## YOUR INSTRUCTIONS
Extract the complete listing and output it unchanged.

** Start of EXTRACTED RECORDS **

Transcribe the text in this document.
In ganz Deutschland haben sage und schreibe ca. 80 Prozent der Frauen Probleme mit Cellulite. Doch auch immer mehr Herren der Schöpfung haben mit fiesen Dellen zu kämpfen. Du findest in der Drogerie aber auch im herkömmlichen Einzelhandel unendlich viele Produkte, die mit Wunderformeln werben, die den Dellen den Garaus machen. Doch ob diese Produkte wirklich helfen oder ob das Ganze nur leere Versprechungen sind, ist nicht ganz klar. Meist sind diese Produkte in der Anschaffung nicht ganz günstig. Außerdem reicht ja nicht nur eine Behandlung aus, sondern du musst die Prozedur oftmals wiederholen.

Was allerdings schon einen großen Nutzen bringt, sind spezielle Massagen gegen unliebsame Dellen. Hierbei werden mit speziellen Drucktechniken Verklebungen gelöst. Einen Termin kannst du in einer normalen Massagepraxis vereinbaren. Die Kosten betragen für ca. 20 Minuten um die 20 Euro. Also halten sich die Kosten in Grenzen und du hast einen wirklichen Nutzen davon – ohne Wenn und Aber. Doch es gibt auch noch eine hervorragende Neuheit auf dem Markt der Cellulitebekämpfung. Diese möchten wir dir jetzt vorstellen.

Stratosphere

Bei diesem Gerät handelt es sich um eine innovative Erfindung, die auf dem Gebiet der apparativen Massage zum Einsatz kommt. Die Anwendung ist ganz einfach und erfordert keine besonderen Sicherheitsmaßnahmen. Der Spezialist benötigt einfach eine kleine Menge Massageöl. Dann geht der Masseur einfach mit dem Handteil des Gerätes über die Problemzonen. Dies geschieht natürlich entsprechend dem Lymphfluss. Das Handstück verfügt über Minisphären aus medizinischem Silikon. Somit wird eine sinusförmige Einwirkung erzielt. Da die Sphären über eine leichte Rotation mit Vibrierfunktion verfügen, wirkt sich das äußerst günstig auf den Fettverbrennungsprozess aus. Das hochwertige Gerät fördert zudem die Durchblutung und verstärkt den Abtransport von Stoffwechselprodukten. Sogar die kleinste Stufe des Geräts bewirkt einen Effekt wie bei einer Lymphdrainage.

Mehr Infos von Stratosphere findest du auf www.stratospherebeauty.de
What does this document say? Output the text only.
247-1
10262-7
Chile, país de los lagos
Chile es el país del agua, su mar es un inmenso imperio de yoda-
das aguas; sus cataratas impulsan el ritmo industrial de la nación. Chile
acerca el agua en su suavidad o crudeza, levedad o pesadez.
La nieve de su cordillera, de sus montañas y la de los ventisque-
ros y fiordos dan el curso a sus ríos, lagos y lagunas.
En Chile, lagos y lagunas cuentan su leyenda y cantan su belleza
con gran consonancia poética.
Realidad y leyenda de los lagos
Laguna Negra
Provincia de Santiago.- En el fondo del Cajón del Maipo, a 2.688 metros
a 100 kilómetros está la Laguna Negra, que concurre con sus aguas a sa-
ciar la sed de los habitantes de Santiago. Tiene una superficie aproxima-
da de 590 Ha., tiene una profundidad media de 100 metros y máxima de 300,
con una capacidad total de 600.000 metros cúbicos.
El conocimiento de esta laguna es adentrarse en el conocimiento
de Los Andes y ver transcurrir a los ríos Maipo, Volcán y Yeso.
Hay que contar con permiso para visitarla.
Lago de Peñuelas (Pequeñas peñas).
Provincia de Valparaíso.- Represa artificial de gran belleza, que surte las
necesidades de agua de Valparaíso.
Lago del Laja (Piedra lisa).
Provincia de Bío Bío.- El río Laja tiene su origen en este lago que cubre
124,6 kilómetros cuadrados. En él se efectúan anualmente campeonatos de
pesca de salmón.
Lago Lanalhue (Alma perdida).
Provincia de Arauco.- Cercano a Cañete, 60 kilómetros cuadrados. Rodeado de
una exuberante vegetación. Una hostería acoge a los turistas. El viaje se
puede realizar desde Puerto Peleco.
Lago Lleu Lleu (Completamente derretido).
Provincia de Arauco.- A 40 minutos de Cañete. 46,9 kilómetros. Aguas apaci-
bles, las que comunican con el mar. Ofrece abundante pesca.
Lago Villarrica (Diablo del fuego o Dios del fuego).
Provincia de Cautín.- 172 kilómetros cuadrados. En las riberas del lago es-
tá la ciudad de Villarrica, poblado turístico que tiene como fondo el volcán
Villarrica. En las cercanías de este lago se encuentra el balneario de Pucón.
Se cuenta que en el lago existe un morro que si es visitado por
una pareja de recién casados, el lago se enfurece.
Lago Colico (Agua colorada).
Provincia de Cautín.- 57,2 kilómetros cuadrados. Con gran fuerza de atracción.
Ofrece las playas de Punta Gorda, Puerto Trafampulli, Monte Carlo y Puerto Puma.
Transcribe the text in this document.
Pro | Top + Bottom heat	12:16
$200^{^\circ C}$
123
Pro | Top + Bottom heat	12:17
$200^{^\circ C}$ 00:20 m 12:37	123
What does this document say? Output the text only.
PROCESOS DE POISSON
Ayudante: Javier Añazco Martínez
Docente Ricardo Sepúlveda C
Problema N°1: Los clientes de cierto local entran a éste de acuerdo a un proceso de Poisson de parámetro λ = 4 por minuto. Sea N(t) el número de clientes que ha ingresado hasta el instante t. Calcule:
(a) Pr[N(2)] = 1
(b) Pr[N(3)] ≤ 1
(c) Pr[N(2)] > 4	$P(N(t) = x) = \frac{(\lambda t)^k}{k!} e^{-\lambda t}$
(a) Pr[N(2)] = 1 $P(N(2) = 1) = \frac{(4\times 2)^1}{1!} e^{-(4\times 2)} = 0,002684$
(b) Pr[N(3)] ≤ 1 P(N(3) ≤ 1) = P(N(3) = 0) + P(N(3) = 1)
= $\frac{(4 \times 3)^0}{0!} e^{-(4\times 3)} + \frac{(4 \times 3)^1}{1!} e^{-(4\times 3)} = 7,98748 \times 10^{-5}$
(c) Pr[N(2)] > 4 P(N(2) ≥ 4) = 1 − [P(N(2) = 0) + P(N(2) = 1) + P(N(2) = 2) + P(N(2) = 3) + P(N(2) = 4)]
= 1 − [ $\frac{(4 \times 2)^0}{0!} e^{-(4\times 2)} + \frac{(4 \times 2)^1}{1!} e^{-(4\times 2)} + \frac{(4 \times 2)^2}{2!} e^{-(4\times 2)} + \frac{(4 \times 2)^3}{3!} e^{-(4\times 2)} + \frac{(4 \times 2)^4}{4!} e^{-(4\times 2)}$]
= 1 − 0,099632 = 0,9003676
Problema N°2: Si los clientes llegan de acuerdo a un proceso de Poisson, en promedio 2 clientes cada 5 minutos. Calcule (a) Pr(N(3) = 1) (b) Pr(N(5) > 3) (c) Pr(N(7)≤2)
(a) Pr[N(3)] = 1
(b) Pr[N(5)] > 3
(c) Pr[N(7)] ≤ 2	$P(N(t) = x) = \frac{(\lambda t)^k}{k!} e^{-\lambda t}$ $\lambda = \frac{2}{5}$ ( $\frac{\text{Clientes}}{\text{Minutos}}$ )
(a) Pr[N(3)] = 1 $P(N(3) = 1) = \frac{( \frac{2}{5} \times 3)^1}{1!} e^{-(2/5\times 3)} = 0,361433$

** End of EXTRACTED RECORDS **

## ANSWER TO THIS PROBLEM
Transcribe the text in this document.
In ganz Deutschland haben sage und schreibe ca. 80 Prozent der Frauen Probleme mit Cellulite. Doch auch immer mehr Herren der Schöpfung haben mit fiesen Dellen zu kämpfen. Du findest in der Drogerie aber auch im herkömmlichen Einzelhandel unendlich viele Produkte, die mit Wunderformeln werben, die den Dellen den Garaus machen. Doch ob diese Produkte wirklich helfen oder ob das Ganze nur leere Versprechungen sind, ist nicht ganz klar. Meist sind diese Produkte in der Anschaffung nicht ganz günstig. Außerdem reicht ja nicht nur eine Behandlung aus, sondern du musst die Prozedur oftmals wiederholen.

Was allerdings schon einen großen Nutzen bringt, sind spezielle Massagen gegen unliebsame Dellen. Hierbei werden mit speziellen Drucktechniken Verklebungen gelöst. Einen Termin kannst du in einer normalen Massagepraxis vereinbaren. Die Kosten betragen für ca. 20 Minuten um die 20 Euro. Also halten sich die Kosten in Grenzen und du hast einen wirklichen Nutzen davon – ohne Wenn und Aber. Doch es gibt auch noch eine hervorragende Neuheit auf dem Markt der Cellulitebekämpfung. Diese möchten wir dir jetzt vorstellen.

Stratosphere

Bei diesem Gerät handelt es sich um eine innovative Erfindung, die auf dem Gebiet der apparativen Massage zum Einsatz kommt. Die Anwendung ist ganz einfach und erfordert keine besonderen Sicherheitsmaßnahmen. Der Spezialist benötigt einfach eine kleine Menge Massageöl. Dann geht der Masseur einfach mit dem Handteil des Gerätes über die Problemzonen. Dies geschieht natürlich entsprechend dem Lymphfluss. Das Handstück verfügt über Minisphären aus medizinischem Silikon. Somit wird eine sinusförmige Einwirkung erzielt. Da die Sphären über eine leichte Rotation mit Vibrierfunktion verfügen, wirkt sich das äußerst günstig auf den Fettverbrennungsprozess aus. Das hochwertige Gerät fördert zudem die Durchblutung und verstärkt den Abtransport von Stoffwechselprodukten. Sogar die kleinste Stufe des Geräts bewirkt einen Effekt wie bei einer Lymphdrainage.

Mehr Infos von Stratosphere findest du auf www.stratospherebeauty.de
What does this document say? Output the text only.
247-1
10262-7
Chile, país de los lagos
Chile es el país del agua, su mar es un inmenso imperio de yoda-
das aguas; sus cataratas impulsan el ritmo industrial de la nación. Chile
acerca el agua en su suavidad o crudeza, levedad o pesadez.
La nieve de su cordillera, de sus montañas y la de los ventisque-
ros y fiordos dan el curso a sus ríos, lagos y lagunas.
En Chile, lagos y lagunas cuentan su leyenda y cantan su belleza
con gran consonancia poética.
Realidad y leyenda de los lagos
Laguna Negra
Provincia de Santiago.- En el fondo del Cajón del Maipo, a 2.688 metros
a 100 kilómetros está la Laguna Negra, que concurre con sus aguas a sa-
ciar la sed de los habitantes de Santiago. Tiene una superficie aproxima-
da de 590 Ha., tiene una profundidad media de 100 metros y máxima de 300,
con una capacidad total de 600.000 metros cúbicos.
El conocimiento de esta laguna es adentrarse en el conocimiento
de Los Andes y ver transcurrir a los ríos Maipo, Volcán y Yeso.
Hay que contar con permiso para visitarla.
Lago de Peñuelas (Pequeñas peñas).
Provincia de Valparaíso.- Represa artificial de gran belleza, que surte las
necesidades de agua de Valparaíso.
Lago del Laja (Piedra lisa).
Provincia de Bío Bío.- El río Laja tiene su origen en este lago que cubre
124,6 kilómetros cuadrados. En él se efectúan anualmente campeonatos de
pesca de salmón.
Lago Lanalhue (Alma perdida).
Provincia de Arauco.- Cercano a Cañete, 60 kilómetros cuadrados. Rodeado de
una exuberante vegetación. Una hostería acoge a los turistas. El viaje se
puede realizar desde Puerto Peleco.
Lago Lleu Lleu (Completamente derretido).
Provincia de Arauco.- A 40 minutos de Cañete. 46,9 kilómetros. Aguas apaci-
bles, las que comunican con el mar. Ofrece abundante pesca.
Lago Villarrica (Diablo del fuego o Dios del fuego).
Provincia de Cautín.- 172 kilómetros cuadrados. En las riberas del lago es-
tá la ciudad de Villarrica, poblado turístico que tiene como fondo el volcán
Villarrica. En las cercanías de este lago se encuentra el balneario de Pucón.
Se cuenta que en el lago existe un morro que si es visitado por
una pareja de recién casados, el lago se enfurece.
Lago Colico (Agua colorada).
Provincia de Cautín.- 57,2 kilómetros cuadrados. Con gran fuerza de atracción.
Ofrece las playas de Punta Gorda, Puerto Trafampulli, Monte Carlo y Puerto Puma.
Transcribe the text in this document.
Pro | Top + Bottom heat	12:16
$200^{^\circ C}$
123
Pro | Top + Bottom heat	12:17
$200^{^\circ C}$ 00:20 m 12:37	123
What does this document say? Output the text only.
PROCESOS DE POISSON
Ayudante: Javier Añazco Martínez
Docente Ricardo Sepúlveda C
Problema N°1: Los clientes de cierto local entran a éste de acuerdo a un proceso de Poisson de parámetro λ = 4 por minuto. Sea N(t) el número de clientes que ha ingresado hasta el instante t. Calcule:
(a) Pr[N(2)] = 1
(b) Pr[N(3)] ≤ 1
(c) Pr[N(2)] > 4	$P(N(t) = x) = \frac{(\lambda t)^k}{k!} e^{-\lambda t}$
(a) Pr[N(2)] = 1 $P(N(2) = 1) = \frac{(4\times 2)^1}{1!} e^{-(4\times 2)} = 0,002684$
(b) Pr[N(3)] ≤ 1 P(N(3) ≤ 1) = P(N(3) = 0) + P(N(3) = 1)
= $\frac{(4 \times 3)^0}{0!} e^{-(4\times 3)} + \frac{(4 \times 3)^1}{1!} e^{-(4\times 3)} = 7,98748 \times 10^{-5}$
(c) Pr[N(2)] > 4 P(N(2) ≥ 4) = 1 − [P(N(2) = 0) + P(N(2) = 1) + P(N(2) = 2) + P(N(2) = 3) + P(N(2) = 4)]
= 1 − [ $\frac{(4 \times 2)^0}{0!} e^{-(4\times 2)} + \frac{(4 \times 2)^1}{1!} e^{-(4\times 2)} + \frac{(4 \times 2)^2}{2!} e^{-(4\times 2)} + \frac{(4 \times 2)^3}{3!} e^{-(4\times 2)} + \frac{(4 \times 2)^4}{4!} e^{-(4\times 2)}$]
= 1 − 0,099632 = 0,9003676
Problema N°2: Si los clientes llegan de acuerdo a un proceso de Poisson, en promedio 2 clientes cada 5 minutos. Calcule (a) Pr(N(3) = 1) (b) Pr(N(5) > 3) (c) Pr(N(7)≤2)
(a) Pr[N(3)] = 1
(b) Pr[N(5)] > 3
(c) Pr[N(7)] ≤ 2	$P(N(t) = x) = \frac{(\lambda t)^k}{k!} e^{-\lambda t}$ $\lambda = \frac{2}{5}$ ( $\frac{\text{Clientes}}{\text{Minutos}}$ )
(a) Pr[N(3)] = 1 $P(N(3) = 1) = \frac{( \frac{2}{5} \times 3)^1}{1!} e^{-(2/5\times 3)} = 0,361433$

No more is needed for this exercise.